ZIEL DER ÜBUNG:
Beantworte diese Fragen zum Text über „The General“:
1. Aus welchem Jahr stammt Boormans Gangsterfilm?
2. Über wessen Bekleidung werden dumme Witze gemacht, und in welchem Film?
3. Welcher Film wird als einer der schlechtesten Filme der Welt bezeichnet?

ANGEZEIGTER TEXT:
The General (John Boorman, 1998)
Dass kaum ein Mensch "The General" kennt gehört zu den traurigen Gewissheiten, wenn es um den Regisseur John Boorman geht. Man redet (zurecht) viel über "Deliverance", erinnert sich freudig an "Point Blank" (auch zurecht), wundert sich immer wieder über "Excalibur" und macht (zurecht) dumme Witze über Sean Connerys Bekleidung in "Zardoz". Dem einen oder anderen fällt noch ein, dass "Exorcist II: The Heretic" einer der schlechtesten Filme der Welt ist, aber das "Hope and Glory" recht gut war. Über Boormans großartig inszenierten Gangsterfilm von 1998 kann man indes mit kaum jemandem sprechen.

BEREITGESTELLTES MATERIAL:
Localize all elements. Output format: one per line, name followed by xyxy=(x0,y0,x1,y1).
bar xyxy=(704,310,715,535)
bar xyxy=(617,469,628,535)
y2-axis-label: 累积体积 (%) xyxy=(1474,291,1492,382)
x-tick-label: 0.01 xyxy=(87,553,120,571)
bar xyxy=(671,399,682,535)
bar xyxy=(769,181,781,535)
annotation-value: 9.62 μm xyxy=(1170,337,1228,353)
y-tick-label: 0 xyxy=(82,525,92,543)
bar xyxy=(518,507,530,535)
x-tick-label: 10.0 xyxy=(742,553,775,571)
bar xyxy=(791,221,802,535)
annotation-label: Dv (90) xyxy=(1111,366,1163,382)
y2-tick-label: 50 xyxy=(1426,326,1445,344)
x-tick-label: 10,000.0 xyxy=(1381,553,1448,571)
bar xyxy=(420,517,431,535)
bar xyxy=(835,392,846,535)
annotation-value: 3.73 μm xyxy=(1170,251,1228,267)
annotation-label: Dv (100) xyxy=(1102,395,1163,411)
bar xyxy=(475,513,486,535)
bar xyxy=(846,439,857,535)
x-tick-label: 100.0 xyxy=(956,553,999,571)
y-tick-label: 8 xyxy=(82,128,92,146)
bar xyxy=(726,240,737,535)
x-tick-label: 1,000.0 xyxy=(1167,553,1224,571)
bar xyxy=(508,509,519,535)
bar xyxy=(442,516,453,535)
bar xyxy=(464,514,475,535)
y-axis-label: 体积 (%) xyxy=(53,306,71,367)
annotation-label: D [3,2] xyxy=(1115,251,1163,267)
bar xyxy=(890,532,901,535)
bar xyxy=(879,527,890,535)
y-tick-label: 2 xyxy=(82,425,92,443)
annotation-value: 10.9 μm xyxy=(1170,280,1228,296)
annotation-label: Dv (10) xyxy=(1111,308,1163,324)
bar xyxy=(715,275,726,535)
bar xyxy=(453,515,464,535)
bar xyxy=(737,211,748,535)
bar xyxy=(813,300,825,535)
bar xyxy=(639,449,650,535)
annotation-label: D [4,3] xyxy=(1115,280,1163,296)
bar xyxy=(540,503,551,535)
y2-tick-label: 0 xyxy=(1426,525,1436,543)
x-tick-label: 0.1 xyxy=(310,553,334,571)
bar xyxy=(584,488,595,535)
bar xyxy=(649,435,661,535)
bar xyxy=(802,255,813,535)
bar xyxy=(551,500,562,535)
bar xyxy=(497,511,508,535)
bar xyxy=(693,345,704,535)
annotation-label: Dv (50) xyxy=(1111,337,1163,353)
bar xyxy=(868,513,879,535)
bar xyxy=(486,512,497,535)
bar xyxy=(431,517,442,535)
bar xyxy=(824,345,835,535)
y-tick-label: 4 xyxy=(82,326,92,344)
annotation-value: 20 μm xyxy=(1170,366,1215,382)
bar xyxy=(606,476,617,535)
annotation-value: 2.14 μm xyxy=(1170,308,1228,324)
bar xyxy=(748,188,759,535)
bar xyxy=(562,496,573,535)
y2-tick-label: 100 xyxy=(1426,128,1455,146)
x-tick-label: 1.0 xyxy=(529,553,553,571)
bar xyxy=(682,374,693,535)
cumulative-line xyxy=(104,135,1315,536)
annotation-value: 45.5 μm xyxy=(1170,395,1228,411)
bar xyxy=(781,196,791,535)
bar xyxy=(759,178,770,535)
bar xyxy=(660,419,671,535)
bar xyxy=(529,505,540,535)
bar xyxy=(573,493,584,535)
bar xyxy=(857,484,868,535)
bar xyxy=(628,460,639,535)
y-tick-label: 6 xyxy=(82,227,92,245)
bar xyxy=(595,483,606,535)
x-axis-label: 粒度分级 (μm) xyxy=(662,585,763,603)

ANTWORT ZUR AUFGABE:
1. 1998
2. Über Sean Connerys Bekleidung in „Zardoz“
3. „Exorcist II: The Heretic“